◆ **Task**:
Although the entries contain pictures, copy only their text, exactly as written.

◆ **Document layout detection data**:
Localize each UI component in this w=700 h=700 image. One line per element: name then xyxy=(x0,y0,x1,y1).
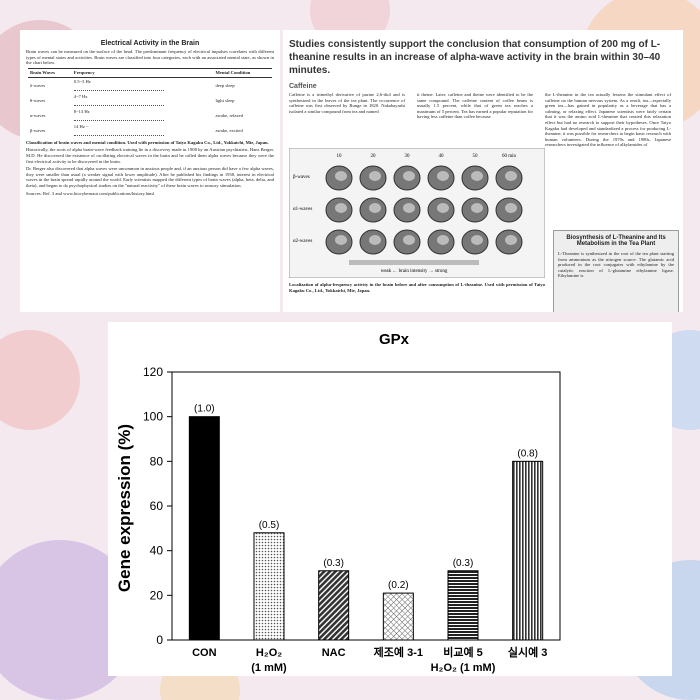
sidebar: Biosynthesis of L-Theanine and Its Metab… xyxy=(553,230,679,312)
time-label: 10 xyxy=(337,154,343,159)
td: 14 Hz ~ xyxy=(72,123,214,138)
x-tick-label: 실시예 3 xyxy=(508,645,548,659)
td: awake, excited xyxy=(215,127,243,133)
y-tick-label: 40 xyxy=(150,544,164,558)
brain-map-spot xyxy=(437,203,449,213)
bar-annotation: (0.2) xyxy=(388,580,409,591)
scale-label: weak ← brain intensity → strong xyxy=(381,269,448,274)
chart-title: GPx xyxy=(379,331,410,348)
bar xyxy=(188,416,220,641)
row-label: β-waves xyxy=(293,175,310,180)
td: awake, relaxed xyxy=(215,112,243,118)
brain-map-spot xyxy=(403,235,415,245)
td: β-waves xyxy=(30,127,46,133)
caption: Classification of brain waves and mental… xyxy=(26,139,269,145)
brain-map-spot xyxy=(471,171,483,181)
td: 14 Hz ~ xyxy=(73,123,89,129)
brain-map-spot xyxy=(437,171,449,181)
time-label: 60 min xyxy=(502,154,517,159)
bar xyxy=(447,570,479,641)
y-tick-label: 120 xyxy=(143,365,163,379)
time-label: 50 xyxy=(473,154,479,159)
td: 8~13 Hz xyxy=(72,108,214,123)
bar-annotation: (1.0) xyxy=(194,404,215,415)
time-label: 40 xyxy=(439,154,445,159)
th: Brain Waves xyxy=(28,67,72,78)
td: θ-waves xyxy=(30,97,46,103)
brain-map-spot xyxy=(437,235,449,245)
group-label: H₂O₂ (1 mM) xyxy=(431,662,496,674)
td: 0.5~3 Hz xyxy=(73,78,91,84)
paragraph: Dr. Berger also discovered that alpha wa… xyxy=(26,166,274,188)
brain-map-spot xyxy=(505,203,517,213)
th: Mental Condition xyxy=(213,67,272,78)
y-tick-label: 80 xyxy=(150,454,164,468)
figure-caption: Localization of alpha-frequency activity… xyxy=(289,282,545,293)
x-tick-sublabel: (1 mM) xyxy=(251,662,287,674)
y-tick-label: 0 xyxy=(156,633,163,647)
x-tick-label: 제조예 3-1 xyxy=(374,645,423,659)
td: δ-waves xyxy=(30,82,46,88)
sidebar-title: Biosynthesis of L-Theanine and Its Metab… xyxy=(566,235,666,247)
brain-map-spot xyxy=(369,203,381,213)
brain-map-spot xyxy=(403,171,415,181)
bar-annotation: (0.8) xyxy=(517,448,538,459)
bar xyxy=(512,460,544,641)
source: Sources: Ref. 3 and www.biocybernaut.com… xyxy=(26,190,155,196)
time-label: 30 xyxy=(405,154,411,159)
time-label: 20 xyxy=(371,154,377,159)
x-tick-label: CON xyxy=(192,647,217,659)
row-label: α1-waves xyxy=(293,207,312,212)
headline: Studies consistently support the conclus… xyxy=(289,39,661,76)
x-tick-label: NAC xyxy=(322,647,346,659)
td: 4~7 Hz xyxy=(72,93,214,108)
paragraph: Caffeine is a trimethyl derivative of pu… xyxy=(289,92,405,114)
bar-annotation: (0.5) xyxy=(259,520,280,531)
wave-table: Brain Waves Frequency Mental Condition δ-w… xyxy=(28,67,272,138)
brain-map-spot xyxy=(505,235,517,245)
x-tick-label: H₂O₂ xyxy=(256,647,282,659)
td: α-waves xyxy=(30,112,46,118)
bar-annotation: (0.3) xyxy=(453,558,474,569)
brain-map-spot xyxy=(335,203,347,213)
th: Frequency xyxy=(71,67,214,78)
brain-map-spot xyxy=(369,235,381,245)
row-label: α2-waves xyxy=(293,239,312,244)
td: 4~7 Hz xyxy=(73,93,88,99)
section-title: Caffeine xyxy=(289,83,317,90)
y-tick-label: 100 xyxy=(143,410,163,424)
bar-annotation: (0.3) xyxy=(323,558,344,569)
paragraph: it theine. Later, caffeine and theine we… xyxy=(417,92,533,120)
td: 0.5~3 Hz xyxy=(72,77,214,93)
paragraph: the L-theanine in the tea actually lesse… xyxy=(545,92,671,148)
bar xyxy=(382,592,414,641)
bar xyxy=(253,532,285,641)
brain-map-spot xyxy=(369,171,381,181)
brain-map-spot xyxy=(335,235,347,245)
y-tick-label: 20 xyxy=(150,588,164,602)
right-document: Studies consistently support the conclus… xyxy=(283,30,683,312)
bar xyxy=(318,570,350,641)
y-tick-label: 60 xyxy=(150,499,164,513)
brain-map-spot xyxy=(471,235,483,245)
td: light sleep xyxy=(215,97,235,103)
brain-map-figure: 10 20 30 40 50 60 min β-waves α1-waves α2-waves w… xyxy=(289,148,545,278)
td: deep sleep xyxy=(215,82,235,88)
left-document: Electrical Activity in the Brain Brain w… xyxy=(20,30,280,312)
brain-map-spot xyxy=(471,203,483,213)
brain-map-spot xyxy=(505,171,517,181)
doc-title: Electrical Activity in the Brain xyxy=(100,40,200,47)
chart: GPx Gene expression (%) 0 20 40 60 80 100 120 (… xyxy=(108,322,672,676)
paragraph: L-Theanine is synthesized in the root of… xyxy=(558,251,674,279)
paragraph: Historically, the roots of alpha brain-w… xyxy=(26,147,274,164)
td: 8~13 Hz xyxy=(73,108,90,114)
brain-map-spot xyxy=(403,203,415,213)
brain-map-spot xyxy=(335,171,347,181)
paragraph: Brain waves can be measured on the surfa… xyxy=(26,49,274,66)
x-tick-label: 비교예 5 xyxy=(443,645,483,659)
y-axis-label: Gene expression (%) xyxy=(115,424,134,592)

◆ **Result of this exercise**:
Localize each UI component in this w=700 h=700 image. One line per element: name then xyxy=(x0,y0,x1,y1).
sidebar: Biosynthesis of L-Theanine and Its Metab… xyxy=(553,230,679,312)
time-label: 10 xyxy=(337,154,343,159)
td: 14 Hz ~ xyxy=(72,123,214,138)
x-tick-label: 실시예 3 xyxy=(508,645,548,659)
td: awake, excited xyxy=(215,127,243,133)
y-tick-label: 40 xyxy=(150,544,164,558)
brain-map-spot xyxy=(437,203,449,213)
bar-annotation: (0.2) xyxy=(388,580,409,591)
scale-label: weak ← brain intensity → strong xyxy=(381,269,448,274)
chart-title: GPx xyxy=(379,331,410,348)
bar xyxy=(188,416,220,641)
row-label: β-waves xyxy=(293,175,310,180)
td: awake, relaxed xyxy=(215,112,243,118)
brain-map-spot xyxy=(403,235,415,245)
td: β-waves xyxy=(30,127,46,133)
caption: Classification of brain waves and mental… xyxy=(26,139,269,145)
brain-map-spot xyxy=(471,171,483,181)
td: 14 Hz ~ xyxy=(73,123,89,129)
brain-map-spot xyxy=(437,171,449,181)
time-label: 60 min xyxy=(502,154,517,159)
bar xyxy=(447,570,479,641)
y-tick-label: 120 xyxy=(143,365,163,379)
time-label: 50 xyxy=(473,154,479,159)
td: 8~13 Hz xyxy=(72,108,214,123)
bar-annotation: (1.0) xyxy=(194,404,215,415)
time-label: 40 xyxy=(439,154,445,159)
th: Brain Waves xyxy=(28,67,72,78)
td: θ-waves xyxy=(30,97,46,103)
brain-map-spot xyxy=(437,235,449,245)
group-label: H₂O₂ (1 mM) xyxy=(431,662,496,674)
td: 0.5~3 Hz xyxy=(73,78,91,84)
paragraph: Dr. Berger also discovered that alpha wa… xyxy=(26,166,274,188)
brain-map-spot xyxy=(505,203,517,213)
th: Mental Condition xyxy=(213,67,272,78)
y-tick-label: 80 xyxy=(150,454,164,468)
figure-caption: Localization of alpha-frequency activity… xyxy=(289,282,545,293)
x-tick-sublabel: (1 mM) xyxy=(251,662,287,674)
y-tick-label: 0 xyxy=(156,633,163,647)
x-tick-label: 제조예 3-1 xyxy=(374,645,423,659)
td: δ-waves xyxy=(30,82,46,88)
sidebar-title: Biosynthesis of L-Theanine and Its Metab… xyxy=(566,235,666,247)
brain-map-spot xyxy=(369,203,381,213)
brain-map-spot xyxy=(403,171,415,181)
bar-annotation: (0.8) xyxy=(517,448,538,459)
bar xyxy=(512,460,544,641)
source: Sources: Ref. 3 and www.biocybernaut.com… xyxy=(26,190,155,196)
time-label: 30 xyxy=(405,154,411,159)
time-label: 20 xyxy=(371,154,377,159)
x-tick-label: CON xyxy=(192,647,217,659)
row-label: α1-waves xyxy=(293,207,312,212)
headline: Studies consistently support the conclus… xyxy=(289,39,661,76)
x-tick-label: NAC xyxy=(322,647,346,659)
td: 4~7 Hz xyxy=(72,93,214,108)
paragraph: Caffeine is a trimethyl derivative of pu… xyxy=(289,92,405,114)
bar-annotation: (0.5) xyxy=(259,520,280,531)
wave-table: Brain Waves Frequency Mental Condition δ-w… xyxy=(28,67,272,138)
brain-map-spot xyxy=(505,235,517,245)
x-tick-label: H₂O₂ xyxy=(256,647,282,659)
td: α-waves xyxy=(30,112,46,118)
bar-annotation: (0.3) xyxy=(453,558,474,569)
brain-map-spot xyxy=(335,203,347,213)
th: Frequency xyxy=(71,67,214,78)
brain-map-spot xyxy=(369,235,381,245)
row-label: α2-waves xyxy=(293,239,312,244)
td: 4~7 Hz xyxy=(73,93,88,99)
section-title: Caffeine xyxy=(289,83,317,90)
y-tick-label: 100 xyxy=(143,410,163,424)
bar-annotation: (0.3) xyxy=(323,558,344,569)
paragraph: it theine. Later, caffeine and theine we… xyxy=(417,92,533,120)
td: 0.5~3 Hz xyxy=(72,77,214,93)
paragraph: the L-theanine in the tea actually lesse… xyxy=(545,92,671,148)
bar xyxy=(382,592,414,641)
bar xyxy=(253,532,285,641)
brain-map-spot xyxy=(369,171,381,181)
brain-map-spot xyxy=(335,235,347,245)
y-tick-label: 20 xyxy=(150,588,164,602)
right-document: Studies consistently support the conclus… xyxy=(283,30,683,312)
bar xyxy=(318,570,350,641)
y-tick-label: 60 xyxy=(150,499,164,513)
brain-map-spot xyxy=(471,235,483,245)
td: light sleep xyxy=(215,97,235,103)
brain-map-figure: 10 20 30 40 50 60 min β-waves α1-waves α2-waves w… xyxy=(289,148,545,278)
td: deep sleep xyxy=(215,82,235,88)
left-document: Electrical Activity in the Brain Brain w… xyxy=(20,30,280,312)
brain-map-spot xyxy=(471,203,483,213)
brain-map-spot xyxy=(505,171,517,181)
doc-title: Electrical Activity in the Brain xyxy=(100,40,200,47)
chart: GPx Gene expression (%) 0 20 40 60 80 100 120 (… xyxy=(108,322,672,676)
paragraph: L-Theanine is synthesized in the root of… xyxy=(558,251,674,279)
paragraph: Historically, the roots of alpha brain-w… xyxy=(26,147,274,164)
td: 8~13 Hz xyxy=(73,108,90,114)
brain-map-spot xyxy=(403,203,415,213)
brain-map-spot xyxy=(335,171,347,181)
paragraph: Brain waves can be measured on the surfa… xyxy=(26,49,274,66)
x-tick-label: 비교예 5 xyxy=(443,645,483,659)
y-axis-label: Gene expression (%) xyxy=(115,424,134,592)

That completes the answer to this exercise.